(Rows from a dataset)
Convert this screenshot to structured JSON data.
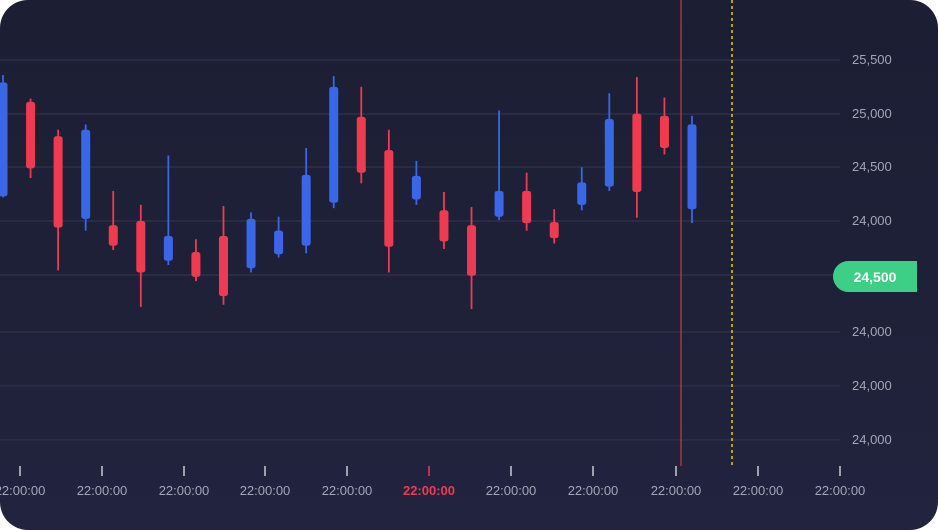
{
  "chart_data": {
    "type": "candlestick",
    "y_tick_labels": [
      "25,500",
      "25,000",
      "24,500",
      "24,000",
      "24,000",
      "24,000",
      "24,000",
      "24,000"
    ],
    "x_tick_labels": [
      "22:00:00",
      "22:00:00",
      "22:00:00",
      "22:00:00",
      "22:00:00",
      "22:00:00",
      "22:00:00",
      "22:00:00",
      "22:00:00",
      "22:00:00",
      "22:00:00"
    ],
    "highlighted_x_tick_index": 5,
    "current_price_label": "24,500",
    "colors": {
      "up": "#3a66e8",
      "down": "#ef3b50",
      "price_badge": "#3ecf86",
      "now_line": "#ef3b50",
      "future_line": "#f5c518",
      "grid": "#34374f"
    },
    "candles": [
      {
        "dir": "up",
        "open": 24230,
        "close": 25290,
        "high": 25360,
        "low": 24220
      },
      {
        "dir": "down",
        "open": 25110,
        "close": 24490,
        "high": 25140,
        "low": 24400
      },
      {
        "dir": "down",
        "open": 24790,
        "close": 23940,
        "high": 24850,
        "low": 23540
      },
      {
        "dir": "up",
        "open": 24020,
        "close": 24850,
        "high": 24900,
        "low": 23910
      },
      {
        "dir": "down",
        "open": 23960,
        "close": 23770,
        "high": 24280,
        "low": 23730
      },
      {
        "dir": "down",
        "open": 24000,
        "close": 23520,
        "high": 24150,
        "low": 23200
      },
      {
        "dir": "up",
        "open": 23630,
        "close": 23860,
        "high": 24610,
        "low": 23590
      },
      {
        "dir": "down",
        "open": 23710,
        "close": 23480,
        "high": 23830,
        "low": 23440
      },
      {
        "dir": "down",
        "open": 23860,
        "close": 23300,
        "high": 24140,
        "low": 23220
      },
      {
        "dir": "up",
        "open": 23560,
        "close": 24020,
        "high": 24080,
        "low": 23520
      },
      {
        "dir": "up",
        "open": 23690,
        "close": 23910,
        "high": 24040,
        "low": 23660
      },
      {
        "dir": "up",
        "open": 23770,
        "close": 24430,
        "high": 24680,
        "low": 23700
      },
      {
        "dir": "up",
        "open": 24170,
        "close": 25250,
        "high": 25350,
        "low": 24120
      },
      {
        "dir": "down",
        "open": 24970,
        "close": 24450,
        "high": 25250,
        "low": 24350
      },
      {
        "dir": "down",
        "open": 24660,
        "close": 23760,
        "high": 24850,
        "low": 23520
      },
      {
        "dir": "up",
        "open": 24200,
        "close": 24420,
        "high": 24560,
        "low": 24150
      },
      {
        "dir": "down",
        "open": 24100,
        "close": 23810,
        "high": 24270,
        "low": 23740
      },
      {
        "dir": "down",
        "open": 23960,
        "close": 23490,
        "high": 24130,
        "low": 23180
      },
      {
        "dir": "up",
        "open": 24040,
        "close": 24280,
        "high": 25030,
        "low": 24010
      },
      {
        "dir": "down",
        "open": 24280,
        "close": 23980,
        "high": 24450,
        "low": 23910
      },
      {
        "dir": "down",
        "open": 23990,
        "close": 23840,
        "high": 24110,
        "low": 23790
      },
      {
        "dir": "up",
        "open": 24150,
        "close": 24360,
        "high": 24500,
        "low": 24100
      },
      {
        "dir": "up",
        "open": 24320,
        "close": 24950,
        "high": 25190,
        "low": 24280
      },
      {
        "dir": "down",
        "open": 25000,
        "close": 24270,
        "high": 25340,
        "low": 24030
      },
      {
        "dir": "down",
        "open": 24980,
        "close": 24680,
        "high": 25150,
        "low": 24620
      },
      {
        "dir": "up",
        "open": 24110,
        "close": 24900,
        "high": 24980,
        "low": 23980
      }
    ]
  }
}
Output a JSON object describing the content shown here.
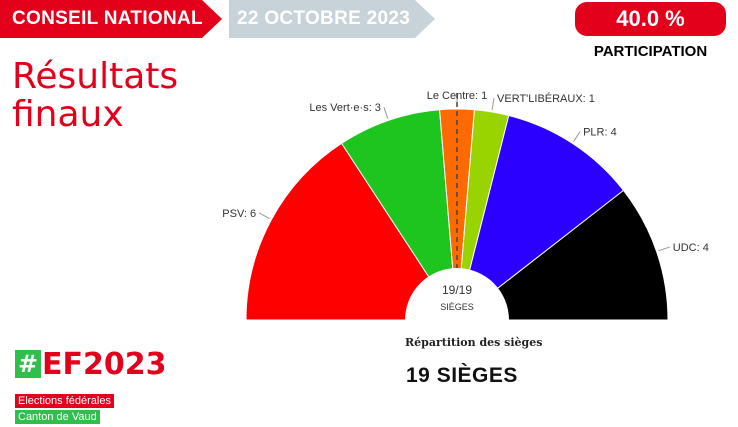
{
  "header": {
    "section": "CONSEIL NATIONAL",
    "date": "22 OCTOBRE 2023",
    "participation_value": "40.0 %",
    "participation_label": "PARTICIPATION"
  },
  "title": "Résultats finaux",
  "chart_data": {
    "type": "pie",
    "subtype": "semicircle",
    "total_seats": 19,
    "center_label": "19/19",
    "center_sublabel": "SIÈGES",
    "caption": "Répartition des sièges",
    "summary": "19 SIÈGES",
    "majority_line": true,
    "series": [
      {
        "name": "PSV",
        "value": 6,
        "label": "PSV: 6",
        "color": "#ff0000"
      },
      {
        "name": "Les Vert·e·s",
        "value": 3,
        "label": "Les Vert·e·s: 3",
        "color": "#1ec51e"
      },
      {
        "name": "Le Centre",
        "value": 1,
        "label": "Le Centre: 1",
        "color": "#ff6a00"
      },
      {
        "name": "VERT'LIBÉRAUX",
        "value": 1,
        "label": "VERT'LIBÉRAUX: 1",
        "color": "#9ad400"
      },
      {
        "name": "PLR",
        "value": 4,
        "label": "PLR: 4",
        "color": "#2b00ff"
      },
      {
        "name": "UDC",
        "value": 4,
        "label": "UDC: 4",
        "color": "#000000"
      }
    ]
  },
  "footer": {
    "logo_hash": "#",
    "logo_text": "EF2023",
    "tag1": "Elections fédérales",
    "tag2": "Canton de Vaud"
  }
}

● WHAT IS ASKED: All of the material above needs to be restated exactly, with no pictures.

● RESPONSE TO THE EXERCISE:
Convert this screenshot to structured JSON data.
{
  "chart_data": {
    "type": "candlestick",
    "y_tick_labels": [
      "25,500",
      "25,000",
      "24,500",
      "24,000",
      "24,000",
      "24,000",
      "24,000",
      "24,000"
    ],
    "x_tick_labels": [
      "22:00:00",
      "22:00:00",
      "22:00:00",
      "22:00:00",
      "22:00:00",
      "22:00:00",
      "22:00:00",
      "22:00:00",
      "22:00:00",
      "22:00:00",
      "22:00:00"
    ],
    "highlighted_x_tick_index": 5,
    "current_price_label": "24,500",
    "colors": {
      "up": "#3a66e8",
      "down": "#ef3b50",
      "price_badge": "#3ecf86",
      "now_line": "#ef3b50",
      "future_line": "#f5c518",
      "grid": "#34374f"
    },
    "candles": [
      {
        "dir": "up",
        "open": 24230,
        "close": 25290,
        "high": 25360,
        "low": 24220
      },
      {
        "dir": "down",
        "open": 25110,
        "close": 24490,
        "high": 25140,
        "low": 24400
      },
      {
        "dir": "down",
        "open": 24790,
        "close": 23940,
        "high": 24850,
        "low": 23540
      },
      {
        "dir": "up",
        "open": 24020,
        "close": 24850,
        "high": 24900,
        "low": 23910
      },
      {
        "dir": "down",
        "open": 23960,
        "close": 23770,
        "high": 24280,
        "low": 23730
      },
      {
        "dir": "down",
        "open": 24000,
        "close": 23520,
        "high": 24150,
        "low": 23200
      },
      {
        "dir": "up",
        "open": 23630,
        "close": 23860,
        "high": 24610,
        "low": 23590
      },
      {
        "dir": "down",
        "open": 23710,
        "close": 23480,
        "high": 23830,
        "low": 23440
      },
      {
        "dir": "down",
        "open": 23860,
        "close": 23300,
        "high": 24140,
        "low": 23220
      },
      {
        "dir": "up",
        "open": 23560,
        "close": 24020,
        "high": 24080,
        "low": 23520
      },
      {
        "dir": "up",
        "open": 23690,
        "close": 23910,
        "high": 24040,
        "low": 23660
      },
      {
        "dir": "up",
        "open": 23770,
        "close": 24430,
        "high": 24680,
        "low": 23700
      },
      {
        "dir": "up",
        "open": 24170,
        "close": 25250,
        "high": 25350,
        "low": 24120
      },
      {
        "dir": "down",
        "open": 24970,
        "close": 24450,
        "high": 25250,
        "low": 24350
      },
      {
        "dir": "down",
        "open": 24660,
        "close": 23760,
        "high": 24850,
        "low": 23520
      },
      {
        "dir": "up",
        "open": 24200,
        "close": 24420,
        "high": 24560,
        "low": 24150
      },
      {
        "dir": "down",
        "open": 24100,
        "close": 23810,
        "high": 24270,
        "low": 23740
      },
      {
        "dir": "down",
        "open": 23960,
        "close": 23490,
        "high": 24130,
        "low": 23180
      },
      {
        "dir": "up",
        "open": 24040,
        "close": 24280,
        "high": 25030,
        "low": 24010
      },
      {
        "dir": "down",
        "open": 24280,
        "close": 23980,
        "high": 24450,
        "low": 23910
      },
      {
        "dir": "down",
        "open": 23990,
        "close": 23840,
        "high": 24110,
        "low": 23790
      },
      {
        "dir": "up",
        "open": 24150,
        "close": 24360,
        "high": 24500,
        "low": 24100
      },
      {
        "dir": "up",
        "open": 24320,
        "close": 24950,
        "high": 25190,
        "low": 24280
      },
      {
        "dir": "down",
        "open": 25000,
        "close": 24270,
        "high": 25340,
        "low": 24030
      },
      {
        "dir": "down",
        "open": 24980,
        "close": 24680,
        "high": 25150,
        "low": 24620
      },
      {
        "dir": "up",
        "open": 24110,
        "close": 24900,
        "high": 24980,
        "low": 23980
      }
    ]
  }
}
Output a JSON object describing the content shown here.
{
  "header": {
    "section": "CONSEIL NATIONAL",
    "date": "22 OCTOBRE 2023",
    "participation_value": "40.0 %",
    "participation_label": "PARTICIPATION"
  },
  "title": "Résultats finaux",
  "chart_data": {
    "type": "pie",
    "subtype": "semicircle",
    "total_seats": 19,
    "center_label": "19/19",
    "center_sublabel": "SIÈGES",
    "caption": "Répartition des sièges",
    "summary": "19 SIÈGES",
    "majority_line": true,
    "series": [
      {
        "name": "PSV",
        "value": 6,
        "label": "PSV: 6",
        "color": "#ff0000"
      },
      {
        "name": "Les Vert·e·s",
        "value": 3,
        "label": "Les Vert·e·s: 3",
        "color": "#1ec51e"
      },
      {
        "name": "Le Centre",
        "value": 1,
        "label": "Le Centre: 1",
        "color": "#ff6a00"
      },
      {
        "name": "VERT'LIBÉRAUX",
        "value": 1,
        "label": "VERT'LIBÉRAUX: 1",
        "color": "#9ad400"
      },
      {
        "name": "PLR",
        "value": 4,
        "label": "PLR: 4",
        "color": "#2b00ff"
      },
      {
        "name": "UDC",
        "value": 4,
        "label": "UDC: 4",
        "color": "#000000"
      }
    ]
  },
  "footer": {
    "logo_hash": "#",
    "logo_text": "EF2023",
    "tag1": "Elections fédérales",
    "tag2": "Canton de Vaud"
  }
}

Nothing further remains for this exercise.